— Begin RECORDS PROVIDED —

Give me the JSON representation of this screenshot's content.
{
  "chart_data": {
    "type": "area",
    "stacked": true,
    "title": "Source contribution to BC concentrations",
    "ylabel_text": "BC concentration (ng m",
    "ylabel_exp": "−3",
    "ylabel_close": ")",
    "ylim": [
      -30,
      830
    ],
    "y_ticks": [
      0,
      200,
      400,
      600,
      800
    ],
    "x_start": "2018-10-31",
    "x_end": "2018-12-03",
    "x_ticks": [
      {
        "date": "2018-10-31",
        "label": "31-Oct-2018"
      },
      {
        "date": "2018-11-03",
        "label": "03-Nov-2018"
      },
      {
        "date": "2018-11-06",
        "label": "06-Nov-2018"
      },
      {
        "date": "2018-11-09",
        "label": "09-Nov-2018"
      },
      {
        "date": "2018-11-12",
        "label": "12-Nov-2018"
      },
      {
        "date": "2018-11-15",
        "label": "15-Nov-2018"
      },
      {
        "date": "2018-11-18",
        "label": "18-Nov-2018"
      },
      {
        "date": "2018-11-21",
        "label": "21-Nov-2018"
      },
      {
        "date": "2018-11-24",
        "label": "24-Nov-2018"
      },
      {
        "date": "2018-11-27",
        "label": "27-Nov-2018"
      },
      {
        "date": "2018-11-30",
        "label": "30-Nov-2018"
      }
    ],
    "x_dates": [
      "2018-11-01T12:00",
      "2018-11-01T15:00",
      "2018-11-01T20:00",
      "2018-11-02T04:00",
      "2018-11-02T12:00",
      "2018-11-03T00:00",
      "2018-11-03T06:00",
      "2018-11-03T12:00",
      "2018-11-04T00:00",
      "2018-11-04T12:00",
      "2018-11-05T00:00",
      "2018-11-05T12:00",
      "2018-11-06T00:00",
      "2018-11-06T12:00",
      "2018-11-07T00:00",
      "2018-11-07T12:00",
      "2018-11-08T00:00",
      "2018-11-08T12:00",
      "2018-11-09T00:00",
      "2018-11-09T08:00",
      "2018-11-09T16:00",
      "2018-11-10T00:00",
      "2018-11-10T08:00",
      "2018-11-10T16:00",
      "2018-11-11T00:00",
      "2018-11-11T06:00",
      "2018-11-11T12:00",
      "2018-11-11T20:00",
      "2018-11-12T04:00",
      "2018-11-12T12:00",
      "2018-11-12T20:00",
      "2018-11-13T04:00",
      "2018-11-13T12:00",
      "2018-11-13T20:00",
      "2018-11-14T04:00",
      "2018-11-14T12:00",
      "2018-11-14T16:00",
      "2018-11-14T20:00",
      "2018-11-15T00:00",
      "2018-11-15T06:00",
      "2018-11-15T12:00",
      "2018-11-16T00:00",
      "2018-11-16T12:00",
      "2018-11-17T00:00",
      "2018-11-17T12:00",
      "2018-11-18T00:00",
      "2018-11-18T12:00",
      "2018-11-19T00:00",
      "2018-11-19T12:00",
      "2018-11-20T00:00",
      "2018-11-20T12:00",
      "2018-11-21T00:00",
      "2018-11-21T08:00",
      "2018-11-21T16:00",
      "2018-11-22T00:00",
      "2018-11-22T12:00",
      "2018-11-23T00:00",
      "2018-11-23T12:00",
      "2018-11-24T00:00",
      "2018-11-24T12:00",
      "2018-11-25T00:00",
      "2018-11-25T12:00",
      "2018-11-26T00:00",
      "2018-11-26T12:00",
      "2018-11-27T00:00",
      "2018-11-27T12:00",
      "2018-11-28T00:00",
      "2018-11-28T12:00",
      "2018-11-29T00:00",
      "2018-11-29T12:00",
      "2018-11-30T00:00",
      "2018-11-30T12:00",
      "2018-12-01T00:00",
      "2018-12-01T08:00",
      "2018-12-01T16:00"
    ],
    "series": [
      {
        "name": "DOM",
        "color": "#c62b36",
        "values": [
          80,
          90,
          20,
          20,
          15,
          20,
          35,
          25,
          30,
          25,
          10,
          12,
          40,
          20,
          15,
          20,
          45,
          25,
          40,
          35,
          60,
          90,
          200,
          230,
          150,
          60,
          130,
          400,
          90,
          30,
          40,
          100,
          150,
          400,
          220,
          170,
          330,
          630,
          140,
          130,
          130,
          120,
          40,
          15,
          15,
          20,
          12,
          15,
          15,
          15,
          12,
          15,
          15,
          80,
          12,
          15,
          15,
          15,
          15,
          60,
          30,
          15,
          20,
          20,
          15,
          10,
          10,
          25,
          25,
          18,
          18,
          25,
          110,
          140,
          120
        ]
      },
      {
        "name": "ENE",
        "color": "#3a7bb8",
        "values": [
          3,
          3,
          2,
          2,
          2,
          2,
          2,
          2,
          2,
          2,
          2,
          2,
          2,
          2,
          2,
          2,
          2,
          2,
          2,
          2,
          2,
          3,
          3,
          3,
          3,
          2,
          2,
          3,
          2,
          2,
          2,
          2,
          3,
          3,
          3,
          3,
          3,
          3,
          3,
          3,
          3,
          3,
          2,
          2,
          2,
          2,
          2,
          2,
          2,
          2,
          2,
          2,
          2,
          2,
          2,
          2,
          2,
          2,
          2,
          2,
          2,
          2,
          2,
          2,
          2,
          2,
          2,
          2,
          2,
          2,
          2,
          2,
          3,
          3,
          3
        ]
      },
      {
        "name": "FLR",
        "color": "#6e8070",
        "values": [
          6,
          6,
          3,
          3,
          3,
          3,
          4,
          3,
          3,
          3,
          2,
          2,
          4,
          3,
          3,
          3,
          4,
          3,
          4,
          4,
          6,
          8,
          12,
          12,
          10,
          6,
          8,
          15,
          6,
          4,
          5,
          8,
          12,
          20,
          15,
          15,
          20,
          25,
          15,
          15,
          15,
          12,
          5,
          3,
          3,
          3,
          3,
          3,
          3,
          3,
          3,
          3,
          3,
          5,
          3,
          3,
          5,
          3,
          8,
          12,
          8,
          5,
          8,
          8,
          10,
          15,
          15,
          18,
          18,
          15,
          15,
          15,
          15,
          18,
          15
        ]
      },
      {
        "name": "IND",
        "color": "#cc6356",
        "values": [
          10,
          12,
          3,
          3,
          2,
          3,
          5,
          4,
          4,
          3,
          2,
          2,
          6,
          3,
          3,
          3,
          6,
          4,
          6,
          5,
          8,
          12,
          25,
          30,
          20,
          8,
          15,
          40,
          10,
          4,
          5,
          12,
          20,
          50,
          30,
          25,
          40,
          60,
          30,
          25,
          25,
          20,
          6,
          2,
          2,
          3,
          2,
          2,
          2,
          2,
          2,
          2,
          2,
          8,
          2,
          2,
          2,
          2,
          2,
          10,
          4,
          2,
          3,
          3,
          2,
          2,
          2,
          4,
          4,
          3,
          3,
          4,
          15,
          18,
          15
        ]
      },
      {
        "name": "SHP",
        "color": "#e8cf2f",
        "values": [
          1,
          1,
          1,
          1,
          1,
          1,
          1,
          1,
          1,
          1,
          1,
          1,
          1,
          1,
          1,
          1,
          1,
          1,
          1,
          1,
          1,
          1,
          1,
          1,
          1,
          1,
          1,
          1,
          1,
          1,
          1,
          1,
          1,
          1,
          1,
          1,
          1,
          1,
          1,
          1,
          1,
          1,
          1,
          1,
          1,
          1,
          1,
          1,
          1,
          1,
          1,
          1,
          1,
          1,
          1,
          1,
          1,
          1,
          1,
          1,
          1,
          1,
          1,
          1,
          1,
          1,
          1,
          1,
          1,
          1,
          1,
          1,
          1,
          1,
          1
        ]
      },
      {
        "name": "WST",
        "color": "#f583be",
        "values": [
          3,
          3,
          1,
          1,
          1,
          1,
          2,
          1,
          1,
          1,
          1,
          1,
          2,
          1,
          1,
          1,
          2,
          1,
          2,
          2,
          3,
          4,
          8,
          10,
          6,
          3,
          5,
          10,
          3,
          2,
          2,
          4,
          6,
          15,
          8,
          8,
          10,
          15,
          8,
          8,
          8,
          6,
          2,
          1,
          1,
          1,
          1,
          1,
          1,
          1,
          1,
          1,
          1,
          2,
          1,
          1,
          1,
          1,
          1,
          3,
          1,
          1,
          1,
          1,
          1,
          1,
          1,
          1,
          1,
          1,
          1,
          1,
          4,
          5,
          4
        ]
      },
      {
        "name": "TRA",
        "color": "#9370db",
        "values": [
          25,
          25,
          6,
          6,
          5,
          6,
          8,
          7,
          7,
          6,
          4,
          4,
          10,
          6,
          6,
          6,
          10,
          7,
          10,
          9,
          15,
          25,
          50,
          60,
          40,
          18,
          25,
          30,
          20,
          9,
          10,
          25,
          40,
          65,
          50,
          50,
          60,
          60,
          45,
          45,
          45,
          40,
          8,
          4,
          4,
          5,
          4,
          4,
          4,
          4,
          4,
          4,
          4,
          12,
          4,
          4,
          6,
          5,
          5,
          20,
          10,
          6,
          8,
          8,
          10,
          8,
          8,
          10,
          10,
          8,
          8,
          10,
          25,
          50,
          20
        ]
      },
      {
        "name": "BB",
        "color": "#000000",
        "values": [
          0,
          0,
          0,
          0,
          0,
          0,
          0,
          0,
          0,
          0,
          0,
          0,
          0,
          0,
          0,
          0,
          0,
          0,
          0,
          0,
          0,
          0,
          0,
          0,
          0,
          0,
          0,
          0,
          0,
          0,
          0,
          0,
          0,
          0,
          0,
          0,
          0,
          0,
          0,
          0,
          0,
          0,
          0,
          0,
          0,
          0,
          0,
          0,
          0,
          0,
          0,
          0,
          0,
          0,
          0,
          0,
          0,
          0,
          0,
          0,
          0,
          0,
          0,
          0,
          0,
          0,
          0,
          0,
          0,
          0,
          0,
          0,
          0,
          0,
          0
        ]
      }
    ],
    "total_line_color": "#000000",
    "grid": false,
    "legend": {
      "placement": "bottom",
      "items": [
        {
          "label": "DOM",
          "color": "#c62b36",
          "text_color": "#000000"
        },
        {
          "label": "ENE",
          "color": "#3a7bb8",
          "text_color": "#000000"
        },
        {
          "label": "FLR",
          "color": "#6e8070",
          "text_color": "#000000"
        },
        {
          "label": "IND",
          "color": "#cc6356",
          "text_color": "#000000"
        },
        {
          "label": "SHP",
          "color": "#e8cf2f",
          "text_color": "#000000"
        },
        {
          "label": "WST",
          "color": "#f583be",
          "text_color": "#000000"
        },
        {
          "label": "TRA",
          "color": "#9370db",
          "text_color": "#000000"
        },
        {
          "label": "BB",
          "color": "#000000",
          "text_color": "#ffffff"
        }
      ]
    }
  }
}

— End RECORDS PROVIDED —

YOUR TASK -> Scan the lines above for "name", then copy every one that has it.

THE RESULT ->
        "name": "DOM",
        "name": "ENE",
        "name": "FLR",
        "name": "IND",
        "name": "SHP",
        "name": "WST",
        "name": "TRA",
        "name": "BB",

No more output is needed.